SELECTED TEXT |

* start *

Darko Savić (Serbian Cyrillic: Дарко Caвић; born 19 January 1979) is a retired Serbian footballer who played as a defender and currently manager of Septemvri Sofia II. He has played much of his career in a centre back role, but he has also been used as a right back.

Career 
Savić began his career with Sartid Smederevo, before transferring to OFK Beograd in June 2000. After five years of playing in the Serbian Superliga, he was signed by Spartak Varna in the summer of 2002.

Spartak Varna 
Savić made his Bulgarian A PFG debut on 10 August 2002, replacing Stefan Donchev in a 3–1 away loss against CSKA Sofia. Seven days later, he made his first start for Spartak, in a 1–0 loss against Lokomotiv Plovdiv at Spartak Stadium.

On 24 February 2004, Savić scored an own goal in a 2–1 home loss against Cherno More in the derby of Varna.

Lokomotiv Sofia 
On 3 September 2004, Savić joined Lokomotiv Sofia on a free transfer. He made his first league appearance for Lokomotiv in the 4–0 defeat by Lokomotiv Plovdiv on 11 September.

On 18 April 2009, he scored his first goal in Bulgaria in a 3–2 win over Cherno More, opening the scoring with a trademark strike from 25 yards out. On 31 May Savić was sent off in a match against his previous side Spartak Varna for a foul on Angel Stoykov.

* end *

DATA FOR THIS EXERCISE |
* start *

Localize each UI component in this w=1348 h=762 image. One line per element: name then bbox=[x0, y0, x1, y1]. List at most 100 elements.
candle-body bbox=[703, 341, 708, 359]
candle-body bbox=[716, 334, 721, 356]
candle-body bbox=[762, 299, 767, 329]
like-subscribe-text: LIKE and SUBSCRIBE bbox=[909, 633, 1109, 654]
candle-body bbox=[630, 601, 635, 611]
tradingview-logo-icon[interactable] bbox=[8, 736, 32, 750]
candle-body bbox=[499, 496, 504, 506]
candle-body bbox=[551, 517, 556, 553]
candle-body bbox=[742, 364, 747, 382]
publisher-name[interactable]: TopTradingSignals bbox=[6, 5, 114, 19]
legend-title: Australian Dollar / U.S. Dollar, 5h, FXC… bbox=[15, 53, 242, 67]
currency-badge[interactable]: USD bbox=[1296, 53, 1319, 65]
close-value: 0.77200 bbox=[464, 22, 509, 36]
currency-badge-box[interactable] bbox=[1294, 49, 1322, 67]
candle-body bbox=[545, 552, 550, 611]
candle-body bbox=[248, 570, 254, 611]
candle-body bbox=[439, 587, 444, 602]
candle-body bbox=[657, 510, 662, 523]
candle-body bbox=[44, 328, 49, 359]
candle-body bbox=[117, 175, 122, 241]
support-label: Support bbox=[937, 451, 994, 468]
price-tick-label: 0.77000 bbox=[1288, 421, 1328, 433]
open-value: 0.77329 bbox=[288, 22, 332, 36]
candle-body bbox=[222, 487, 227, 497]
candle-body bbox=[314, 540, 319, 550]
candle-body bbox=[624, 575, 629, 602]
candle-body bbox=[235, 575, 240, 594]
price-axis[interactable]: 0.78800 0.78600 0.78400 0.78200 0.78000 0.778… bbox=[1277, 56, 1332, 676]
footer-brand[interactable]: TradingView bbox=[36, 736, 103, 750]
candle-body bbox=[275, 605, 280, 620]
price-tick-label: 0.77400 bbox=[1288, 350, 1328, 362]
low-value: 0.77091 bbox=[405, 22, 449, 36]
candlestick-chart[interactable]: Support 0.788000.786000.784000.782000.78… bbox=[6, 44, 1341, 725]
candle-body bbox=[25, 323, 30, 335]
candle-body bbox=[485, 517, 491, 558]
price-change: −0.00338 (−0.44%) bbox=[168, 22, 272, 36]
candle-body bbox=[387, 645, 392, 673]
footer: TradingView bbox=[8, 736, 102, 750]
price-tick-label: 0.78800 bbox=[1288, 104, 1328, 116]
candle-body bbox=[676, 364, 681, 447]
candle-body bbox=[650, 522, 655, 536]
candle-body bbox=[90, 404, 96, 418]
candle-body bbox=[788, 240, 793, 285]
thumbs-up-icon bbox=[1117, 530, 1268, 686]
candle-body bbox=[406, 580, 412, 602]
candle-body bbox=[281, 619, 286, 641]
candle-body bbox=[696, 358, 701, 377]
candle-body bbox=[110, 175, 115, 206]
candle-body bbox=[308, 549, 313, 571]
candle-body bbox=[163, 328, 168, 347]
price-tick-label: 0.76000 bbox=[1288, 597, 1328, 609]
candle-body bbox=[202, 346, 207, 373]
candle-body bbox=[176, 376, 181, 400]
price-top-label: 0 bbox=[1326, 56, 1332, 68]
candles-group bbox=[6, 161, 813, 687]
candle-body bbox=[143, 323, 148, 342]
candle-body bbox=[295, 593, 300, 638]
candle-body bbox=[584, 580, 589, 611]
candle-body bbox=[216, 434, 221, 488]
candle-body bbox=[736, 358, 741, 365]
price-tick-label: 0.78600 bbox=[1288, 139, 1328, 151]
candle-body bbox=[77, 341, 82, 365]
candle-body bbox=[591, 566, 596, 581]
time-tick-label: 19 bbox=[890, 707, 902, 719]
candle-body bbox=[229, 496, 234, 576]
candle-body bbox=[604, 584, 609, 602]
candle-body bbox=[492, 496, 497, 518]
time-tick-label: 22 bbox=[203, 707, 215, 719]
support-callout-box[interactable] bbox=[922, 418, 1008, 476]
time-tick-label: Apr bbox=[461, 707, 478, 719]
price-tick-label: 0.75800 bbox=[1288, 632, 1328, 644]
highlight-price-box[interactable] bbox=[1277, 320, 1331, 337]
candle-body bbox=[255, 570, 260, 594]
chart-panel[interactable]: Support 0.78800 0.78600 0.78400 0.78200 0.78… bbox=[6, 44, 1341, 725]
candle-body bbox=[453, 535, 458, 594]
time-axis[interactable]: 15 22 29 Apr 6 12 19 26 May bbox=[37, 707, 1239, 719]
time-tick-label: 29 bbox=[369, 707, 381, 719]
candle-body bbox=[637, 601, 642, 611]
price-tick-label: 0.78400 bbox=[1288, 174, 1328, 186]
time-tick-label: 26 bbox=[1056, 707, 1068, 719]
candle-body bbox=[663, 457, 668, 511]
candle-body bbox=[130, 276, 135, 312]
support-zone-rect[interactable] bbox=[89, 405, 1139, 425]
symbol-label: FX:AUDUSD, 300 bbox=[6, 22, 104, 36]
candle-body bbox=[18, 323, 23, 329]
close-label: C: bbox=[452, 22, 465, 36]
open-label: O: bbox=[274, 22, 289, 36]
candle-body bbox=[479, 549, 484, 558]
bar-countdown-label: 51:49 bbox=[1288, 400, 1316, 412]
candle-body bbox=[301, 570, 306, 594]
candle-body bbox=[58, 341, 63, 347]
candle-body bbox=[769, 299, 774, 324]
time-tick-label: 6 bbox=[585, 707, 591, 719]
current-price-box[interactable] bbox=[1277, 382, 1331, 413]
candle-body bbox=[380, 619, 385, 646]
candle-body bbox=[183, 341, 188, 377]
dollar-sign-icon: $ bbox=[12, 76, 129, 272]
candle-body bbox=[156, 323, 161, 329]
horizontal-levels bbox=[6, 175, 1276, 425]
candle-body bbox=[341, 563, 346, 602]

* end *

PROMPT 1 |
Translate this sentence from the Darko Savić biography into Spanish: "On 24 February 2004, Savić scored an own goal in a 2–1 home loss against Cherno More in the derby of Varna."
PROMPT 2 |
Reproduce the records verbatim, starting with their first line and ending with the line that holds "currency-badge[interactable]: USD bbox=[1296, 53, 1319, 65]", both included.

WRITTEN SOLUTION 1 |
El 24 de febrero de 2004, Savić marcó un gol en propia puerta en una derrota por 2-1 en casa ante el Cherno More en el derbi de Varna.

WRITTEN SOLUTION 2 |
Localize each UI component in this w=1348 h=762 image. One line per element: name then bbox=[x0, y0, x1, y1]. List at most 100 elements.
candle-body bbox=[703, 341, 708, 359]
candle-body bbox=[716, 334, 721, 356]
candle-body bbox=[762, 299, 767, 329]
like-subscribe-text: LIKE and SUBSCRIBE bbox=[909, 633, 1109, 654]
candle-body bbox=[630, 601, 635, 611]
tradingview-logo-icon[interactable] bbox=[8, 736, 32, 750]
candle-body bbox=[499, 496, 504, 506]
candle-body bbox=[551, 517, 556, 553]
candle-body bbox=[742, 364, 747, 382]
publisher-name[interactable]: TopTradingSignals bbox=[6, 5, 114, 19]
legend-title: Australian Dollar / U.S. Dollar, 5h, FXC… bbox=[15, 53, 242, 67]
currency-badge[interactable]: USD bbox=[1296, 53, 1319, 65]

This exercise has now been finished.